Written request: Filter the records below and copy every line containing the word "price".

Saved data entries
--
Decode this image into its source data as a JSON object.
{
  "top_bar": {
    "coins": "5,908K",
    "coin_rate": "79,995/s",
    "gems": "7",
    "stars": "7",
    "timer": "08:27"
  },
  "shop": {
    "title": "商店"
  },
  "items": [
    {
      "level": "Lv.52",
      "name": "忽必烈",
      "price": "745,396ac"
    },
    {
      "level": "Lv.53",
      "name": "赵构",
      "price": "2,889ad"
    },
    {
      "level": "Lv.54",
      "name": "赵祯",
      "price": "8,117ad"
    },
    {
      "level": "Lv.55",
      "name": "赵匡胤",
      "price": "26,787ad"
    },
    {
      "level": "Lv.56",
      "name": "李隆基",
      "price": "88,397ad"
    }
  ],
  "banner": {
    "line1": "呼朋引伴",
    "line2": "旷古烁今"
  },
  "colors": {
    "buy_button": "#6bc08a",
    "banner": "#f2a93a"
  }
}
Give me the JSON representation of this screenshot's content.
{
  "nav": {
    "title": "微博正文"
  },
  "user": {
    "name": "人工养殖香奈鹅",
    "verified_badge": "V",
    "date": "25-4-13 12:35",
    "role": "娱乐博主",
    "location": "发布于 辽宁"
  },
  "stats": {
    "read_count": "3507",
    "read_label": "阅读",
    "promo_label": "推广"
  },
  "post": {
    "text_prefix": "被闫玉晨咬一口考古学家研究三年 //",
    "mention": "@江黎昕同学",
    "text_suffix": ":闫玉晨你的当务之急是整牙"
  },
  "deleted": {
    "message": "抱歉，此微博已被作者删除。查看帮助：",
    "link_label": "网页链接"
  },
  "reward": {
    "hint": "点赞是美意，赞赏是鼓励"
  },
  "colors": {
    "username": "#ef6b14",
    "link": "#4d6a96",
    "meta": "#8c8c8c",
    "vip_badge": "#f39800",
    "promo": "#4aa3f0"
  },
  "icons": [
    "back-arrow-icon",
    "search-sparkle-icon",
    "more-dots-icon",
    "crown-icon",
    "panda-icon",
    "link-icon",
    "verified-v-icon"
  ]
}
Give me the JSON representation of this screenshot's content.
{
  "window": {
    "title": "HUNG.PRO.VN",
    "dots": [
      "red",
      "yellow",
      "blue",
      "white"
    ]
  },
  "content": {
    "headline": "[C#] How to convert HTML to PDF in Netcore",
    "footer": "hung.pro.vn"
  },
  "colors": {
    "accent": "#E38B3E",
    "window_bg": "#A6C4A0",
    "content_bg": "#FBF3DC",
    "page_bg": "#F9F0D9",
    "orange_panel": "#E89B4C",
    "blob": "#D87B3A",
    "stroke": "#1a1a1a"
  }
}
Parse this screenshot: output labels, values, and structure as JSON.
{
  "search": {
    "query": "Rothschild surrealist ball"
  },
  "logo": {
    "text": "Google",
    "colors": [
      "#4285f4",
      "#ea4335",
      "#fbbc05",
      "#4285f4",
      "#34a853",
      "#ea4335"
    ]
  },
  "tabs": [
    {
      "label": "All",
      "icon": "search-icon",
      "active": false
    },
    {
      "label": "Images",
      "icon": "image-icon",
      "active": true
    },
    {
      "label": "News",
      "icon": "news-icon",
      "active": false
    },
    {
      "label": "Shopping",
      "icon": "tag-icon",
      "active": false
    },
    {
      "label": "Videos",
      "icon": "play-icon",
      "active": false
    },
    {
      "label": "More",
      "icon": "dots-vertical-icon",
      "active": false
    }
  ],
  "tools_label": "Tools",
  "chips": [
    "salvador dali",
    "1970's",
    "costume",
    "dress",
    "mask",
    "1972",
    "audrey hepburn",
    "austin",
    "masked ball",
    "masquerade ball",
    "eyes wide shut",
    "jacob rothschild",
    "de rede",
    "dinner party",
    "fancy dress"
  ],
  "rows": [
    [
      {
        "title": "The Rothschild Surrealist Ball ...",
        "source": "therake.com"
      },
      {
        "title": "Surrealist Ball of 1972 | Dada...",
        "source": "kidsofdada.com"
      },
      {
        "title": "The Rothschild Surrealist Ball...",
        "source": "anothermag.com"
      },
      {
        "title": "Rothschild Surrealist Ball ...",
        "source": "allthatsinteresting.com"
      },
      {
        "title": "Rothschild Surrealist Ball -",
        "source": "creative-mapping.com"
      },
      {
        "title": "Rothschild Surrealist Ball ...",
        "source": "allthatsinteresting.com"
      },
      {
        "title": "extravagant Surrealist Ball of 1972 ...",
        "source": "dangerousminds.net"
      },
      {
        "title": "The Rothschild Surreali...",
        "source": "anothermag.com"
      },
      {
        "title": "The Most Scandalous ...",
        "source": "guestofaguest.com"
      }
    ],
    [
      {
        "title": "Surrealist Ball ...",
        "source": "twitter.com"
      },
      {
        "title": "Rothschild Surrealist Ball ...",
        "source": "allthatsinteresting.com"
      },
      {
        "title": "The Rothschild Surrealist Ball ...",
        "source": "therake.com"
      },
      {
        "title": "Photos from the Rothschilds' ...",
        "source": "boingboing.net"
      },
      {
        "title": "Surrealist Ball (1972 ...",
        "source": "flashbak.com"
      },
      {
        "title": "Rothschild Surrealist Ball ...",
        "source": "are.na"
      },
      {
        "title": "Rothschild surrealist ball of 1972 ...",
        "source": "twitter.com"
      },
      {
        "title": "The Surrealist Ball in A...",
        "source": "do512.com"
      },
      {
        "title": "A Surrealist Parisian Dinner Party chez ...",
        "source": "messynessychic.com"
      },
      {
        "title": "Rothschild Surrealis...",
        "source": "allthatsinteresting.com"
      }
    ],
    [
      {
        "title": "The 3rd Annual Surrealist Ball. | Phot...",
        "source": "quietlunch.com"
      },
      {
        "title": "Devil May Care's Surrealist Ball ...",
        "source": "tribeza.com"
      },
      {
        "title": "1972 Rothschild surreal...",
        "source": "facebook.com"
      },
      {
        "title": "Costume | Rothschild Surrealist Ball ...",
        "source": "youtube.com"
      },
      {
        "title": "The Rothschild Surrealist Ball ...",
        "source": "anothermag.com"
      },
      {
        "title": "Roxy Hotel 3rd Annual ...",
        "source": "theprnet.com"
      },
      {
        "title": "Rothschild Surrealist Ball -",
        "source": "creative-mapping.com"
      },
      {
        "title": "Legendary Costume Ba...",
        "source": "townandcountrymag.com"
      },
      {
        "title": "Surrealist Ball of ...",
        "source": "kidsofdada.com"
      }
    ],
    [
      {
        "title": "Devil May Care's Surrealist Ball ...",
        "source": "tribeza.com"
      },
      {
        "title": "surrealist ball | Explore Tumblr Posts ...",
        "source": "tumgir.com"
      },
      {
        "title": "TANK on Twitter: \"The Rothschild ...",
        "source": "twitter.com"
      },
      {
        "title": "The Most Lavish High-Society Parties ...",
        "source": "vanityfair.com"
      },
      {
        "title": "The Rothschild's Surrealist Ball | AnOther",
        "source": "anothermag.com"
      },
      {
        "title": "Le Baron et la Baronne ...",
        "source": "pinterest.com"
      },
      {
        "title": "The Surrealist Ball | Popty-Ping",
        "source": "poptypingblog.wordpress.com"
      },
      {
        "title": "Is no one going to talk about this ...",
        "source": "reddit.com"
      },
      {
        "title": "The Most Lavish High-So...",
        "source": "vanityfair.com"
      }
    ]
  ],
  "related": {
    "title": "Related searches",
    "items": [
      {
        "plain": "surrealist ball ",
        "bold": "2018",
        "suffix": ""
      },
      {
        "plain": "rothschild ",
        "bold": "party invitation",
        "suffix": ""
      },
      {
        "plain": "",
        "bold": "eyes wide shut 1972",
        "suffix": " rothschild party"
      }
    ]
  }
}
--
Task output:
      "price": "745,396ac"
      "price": "2,889ad"
      "price": "8,117ad"
      "price": "26,787ad"
      "price": "88,397ad"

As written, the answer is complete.